-- START OF Listed records --

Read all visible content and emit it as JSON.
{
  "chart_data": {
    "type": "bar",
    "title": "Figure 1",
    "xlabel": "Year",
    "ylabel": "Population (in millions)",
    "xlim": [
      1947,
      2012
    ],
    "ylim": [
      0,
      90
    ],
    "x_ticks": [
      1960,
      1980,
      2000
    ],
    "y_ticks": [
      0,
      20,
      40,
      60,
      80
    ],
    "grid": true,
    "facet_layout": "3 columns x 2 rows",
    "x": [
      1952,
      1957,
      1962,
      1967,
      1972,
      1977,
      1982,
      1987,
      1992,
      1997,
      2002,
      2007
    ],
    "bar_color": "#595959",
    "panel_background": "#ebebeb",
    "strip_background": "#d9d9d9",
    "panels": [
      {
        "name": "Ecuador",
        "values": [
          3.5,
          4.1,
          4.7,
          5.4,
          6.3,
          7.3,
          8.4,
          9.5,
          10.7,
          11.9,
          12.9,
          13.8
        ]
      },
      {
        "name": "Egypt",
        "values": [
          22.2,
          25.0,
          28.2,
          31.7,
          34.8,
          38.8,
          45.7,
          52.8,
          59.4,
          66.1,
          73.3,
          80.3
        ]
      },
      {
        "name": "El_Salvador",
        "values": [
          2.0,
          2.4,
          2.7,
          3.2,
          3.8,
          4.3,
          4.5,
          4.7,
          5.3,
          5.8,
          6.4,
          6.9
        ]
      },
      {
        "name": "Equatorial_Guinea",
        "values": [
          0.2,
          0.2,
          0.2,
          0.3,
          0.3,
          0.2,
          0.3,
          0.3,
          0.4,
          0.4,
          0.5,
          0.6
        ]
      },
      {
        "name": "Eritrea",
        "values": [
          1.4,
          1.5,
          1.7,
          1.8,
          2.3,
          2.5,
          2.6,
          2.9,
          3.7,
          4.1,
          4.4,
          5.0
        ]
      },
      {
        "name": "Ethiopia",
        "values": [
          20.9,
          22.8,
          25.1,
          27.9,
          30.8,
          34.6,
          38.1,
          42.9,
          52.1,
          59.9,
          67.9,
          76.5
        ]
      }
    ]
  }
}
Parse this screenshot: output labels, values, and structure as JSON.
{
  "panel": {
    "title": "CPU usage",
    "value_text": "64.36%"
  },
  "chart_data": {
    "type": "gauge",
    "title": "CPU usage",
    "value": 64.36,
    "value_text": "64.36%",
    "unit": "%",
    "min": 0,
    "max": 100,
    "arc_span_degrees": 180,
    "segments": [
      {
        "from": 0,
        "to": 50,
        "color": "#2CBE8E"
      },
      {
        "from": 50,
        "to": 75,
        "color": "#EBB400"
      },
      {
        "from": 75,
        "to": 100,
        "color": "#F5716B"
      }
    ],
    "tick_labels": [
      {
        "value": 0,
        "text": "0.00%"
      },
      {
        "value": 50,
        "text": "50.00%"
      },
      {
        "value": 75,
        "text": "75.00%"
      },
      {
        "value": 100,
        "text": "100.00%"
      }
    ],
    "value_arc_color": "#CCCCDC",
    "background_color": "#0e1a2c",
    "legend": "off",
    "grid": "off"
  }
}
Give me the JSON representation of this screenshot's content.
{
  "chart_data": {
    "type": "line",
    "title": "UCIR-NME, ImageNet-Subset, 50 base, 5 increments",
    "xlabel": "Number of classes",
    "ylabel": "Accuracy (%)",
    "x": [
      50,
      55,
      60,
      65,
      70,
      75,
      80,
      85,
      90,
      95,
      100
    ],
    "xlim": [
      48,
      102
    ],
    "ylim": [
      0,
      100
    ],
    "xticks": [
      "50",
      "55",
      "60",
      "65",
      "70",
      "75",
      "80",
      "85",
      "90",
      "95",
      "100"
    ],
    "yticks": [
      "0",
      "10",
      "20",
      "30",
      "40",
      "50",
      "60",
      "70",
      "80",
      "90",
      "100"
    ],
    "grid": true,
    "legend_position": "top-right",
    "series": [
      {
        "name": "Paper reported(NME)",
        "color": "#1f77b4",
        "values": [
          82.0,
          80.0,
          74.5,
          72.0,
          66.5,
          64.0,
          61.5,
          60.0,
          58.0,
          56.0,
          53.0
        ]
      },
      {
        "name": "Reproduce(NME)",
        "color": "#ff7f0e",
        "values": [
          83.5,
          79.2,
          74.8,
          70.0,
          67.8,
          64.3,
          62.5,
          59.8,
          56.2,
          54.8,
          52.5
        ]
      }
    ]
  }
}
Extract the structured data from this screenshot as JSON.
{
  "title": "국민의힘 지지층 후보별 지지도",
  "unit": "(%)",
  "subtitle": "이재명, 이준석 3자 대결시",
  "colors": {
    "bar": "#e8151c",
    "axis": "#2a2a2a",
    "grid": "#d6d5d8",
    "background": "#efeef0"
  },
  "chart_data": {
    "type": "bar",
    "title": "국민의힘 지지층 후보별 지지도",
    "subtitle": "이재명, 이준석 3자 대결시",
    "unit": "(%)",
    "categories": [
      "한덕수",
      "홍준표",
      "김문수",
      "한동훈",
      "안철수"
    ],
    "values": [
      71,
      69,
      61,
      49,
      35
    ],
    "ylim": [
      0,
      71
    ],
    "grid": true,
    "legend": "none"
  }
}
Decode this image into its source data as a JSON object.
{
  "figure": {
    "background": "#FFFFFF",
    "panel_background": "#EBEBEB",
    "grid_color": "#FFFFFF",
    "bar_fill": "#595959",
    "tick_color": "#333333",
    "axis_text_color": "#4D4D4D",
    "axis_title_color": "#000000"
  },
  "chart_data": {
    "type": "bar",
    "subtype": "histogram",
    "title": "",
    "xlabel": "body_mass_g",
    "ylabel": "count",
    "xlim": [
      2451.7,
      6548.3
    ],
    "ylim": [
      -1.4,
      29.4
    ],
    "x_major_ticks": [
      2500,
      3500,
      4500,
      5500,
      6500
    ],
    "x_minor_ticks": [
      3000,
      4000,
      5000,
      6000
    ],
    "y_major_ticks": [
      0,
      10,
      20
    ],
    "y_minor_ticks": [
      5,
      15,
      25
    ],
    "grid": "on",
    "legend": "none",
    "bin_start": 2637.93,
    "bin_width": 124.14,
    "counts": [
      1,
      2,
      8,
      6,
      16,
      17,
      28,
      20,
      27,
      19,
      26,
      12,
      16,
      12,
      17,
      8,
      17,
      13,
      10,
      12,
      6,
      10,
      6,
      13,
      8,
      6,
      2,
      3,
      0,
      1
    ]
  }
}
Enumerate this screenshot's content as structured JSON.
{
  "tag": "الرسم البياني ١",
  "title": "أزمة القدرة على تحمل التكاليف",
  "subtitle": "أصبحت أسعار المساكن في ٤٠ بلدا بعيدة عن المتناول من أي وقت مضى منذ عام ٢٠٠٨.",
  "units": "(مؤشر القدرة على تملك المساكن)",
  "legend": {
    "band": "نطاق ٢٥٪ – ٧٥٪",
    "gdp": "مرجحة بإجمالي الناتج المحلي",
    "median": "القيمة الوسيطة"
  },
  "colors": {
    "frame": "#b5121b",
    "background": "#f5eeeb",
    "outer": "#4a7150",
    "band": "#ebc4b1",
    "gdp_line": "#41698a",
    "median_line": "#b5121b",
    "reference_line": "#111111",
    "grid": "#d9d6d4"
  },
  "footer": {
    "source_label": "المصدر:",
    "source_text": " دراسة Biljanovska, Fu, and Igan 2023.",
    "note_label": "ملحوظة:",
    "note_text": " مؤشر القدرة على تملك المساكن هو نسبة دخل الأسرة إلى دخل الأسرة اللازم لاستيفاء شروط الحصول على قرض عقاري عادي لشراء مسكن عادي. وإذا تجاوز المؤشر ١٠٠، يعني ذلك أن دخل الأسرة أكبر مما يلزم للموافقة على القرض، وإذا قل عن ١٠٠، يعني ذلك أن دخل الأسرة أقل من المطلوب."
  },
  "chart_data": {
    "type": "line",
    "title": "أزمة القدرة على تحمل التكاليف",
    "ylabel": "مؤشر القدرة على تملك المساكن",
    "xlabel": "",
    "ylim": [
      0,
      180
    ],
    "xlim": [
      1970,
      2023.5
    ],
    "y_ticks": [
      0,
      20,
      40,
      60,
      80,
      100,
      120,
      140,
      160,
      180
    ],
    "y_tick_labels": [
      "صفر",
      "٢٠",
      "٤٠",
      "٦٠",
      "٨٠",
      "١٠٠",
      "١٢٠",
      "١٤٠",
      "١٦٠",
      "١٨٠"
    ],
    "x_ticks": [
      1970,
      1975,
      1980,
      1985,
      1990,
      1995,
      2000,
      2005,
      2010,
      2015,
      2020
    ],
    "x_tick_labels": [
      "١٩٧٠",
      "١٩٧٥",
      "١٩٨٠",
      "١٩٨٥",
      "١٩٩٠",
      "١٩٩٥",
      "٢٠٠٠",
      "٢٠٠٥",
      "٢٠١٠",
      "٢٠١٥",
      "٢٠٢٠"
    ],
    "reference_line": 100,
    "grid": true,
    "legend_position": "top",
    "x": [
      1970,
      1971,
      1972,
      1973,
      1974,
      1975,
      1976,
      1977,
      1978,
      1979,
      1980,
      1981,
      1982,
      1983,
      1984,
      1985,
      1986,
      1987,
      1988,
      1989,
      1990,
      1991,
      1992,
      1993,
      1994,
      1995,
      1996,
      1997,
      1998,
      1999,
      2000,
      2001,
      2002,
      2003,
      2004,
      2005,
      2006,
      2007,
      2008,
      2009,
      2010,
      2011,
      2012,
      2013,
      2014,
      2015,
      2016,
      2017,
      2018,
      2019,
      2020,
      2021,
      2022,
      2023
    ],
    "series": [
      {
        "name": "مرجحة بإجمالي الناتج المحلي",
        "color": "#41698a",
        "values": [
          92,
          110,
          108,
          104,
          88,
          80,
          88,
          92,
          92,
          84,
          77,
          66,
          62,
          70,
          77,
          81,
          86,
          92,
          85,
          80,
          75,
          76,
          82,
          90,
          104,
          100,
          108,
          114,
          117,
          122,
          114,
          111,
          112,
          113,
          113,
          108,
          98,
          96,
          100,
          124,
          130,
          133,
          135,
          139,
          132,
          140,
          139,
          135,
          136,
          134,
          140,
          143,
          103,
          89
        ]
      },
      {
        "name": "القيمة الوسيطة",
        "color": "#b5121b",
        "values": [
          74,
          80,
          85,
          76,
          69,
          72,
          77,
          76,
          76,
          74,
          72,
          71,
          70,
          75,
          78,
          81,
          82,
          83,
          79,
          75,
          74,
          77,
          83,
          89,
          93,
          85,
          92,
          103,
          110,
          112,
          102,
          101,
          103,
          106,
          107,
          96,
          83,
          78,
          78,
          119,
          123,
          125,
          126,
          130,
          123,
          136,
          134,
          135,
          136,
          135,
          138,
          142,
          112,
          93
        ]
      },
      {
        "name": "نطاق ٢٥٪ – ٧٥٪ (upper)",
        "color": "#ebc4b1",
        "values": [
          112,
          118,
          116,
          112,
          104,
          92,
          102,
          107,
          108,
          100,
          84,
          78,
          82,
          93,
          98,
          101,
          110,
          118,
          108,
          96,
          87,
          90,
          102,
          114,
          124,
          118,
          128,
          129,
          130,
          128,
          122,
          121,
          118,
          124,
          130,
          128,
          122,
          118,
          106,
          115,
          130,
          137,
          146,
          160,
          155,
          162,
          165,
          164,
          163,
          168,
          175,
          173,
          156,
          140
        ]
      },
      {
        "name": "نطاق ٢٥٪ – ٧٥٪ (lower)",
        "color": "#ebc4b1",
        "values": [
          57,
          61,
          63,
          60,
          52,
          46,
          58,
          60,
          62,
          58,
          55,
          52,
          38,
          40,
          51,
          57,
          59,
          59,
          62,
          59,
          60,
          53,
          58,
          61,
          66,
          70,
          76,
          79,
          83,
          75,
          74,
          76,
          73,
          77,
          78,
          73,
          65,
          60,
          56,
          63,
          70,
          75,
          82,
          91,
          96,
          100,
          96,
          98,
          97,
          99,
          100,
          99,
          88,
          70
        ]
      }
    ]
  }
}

-- END OF Listed records --

- What is needed:
Return each line that includes "from".

- The result:
        "from": 0,
        "from": 50,
        "from": 75,
Extract the structured data from this screenshot as JSON.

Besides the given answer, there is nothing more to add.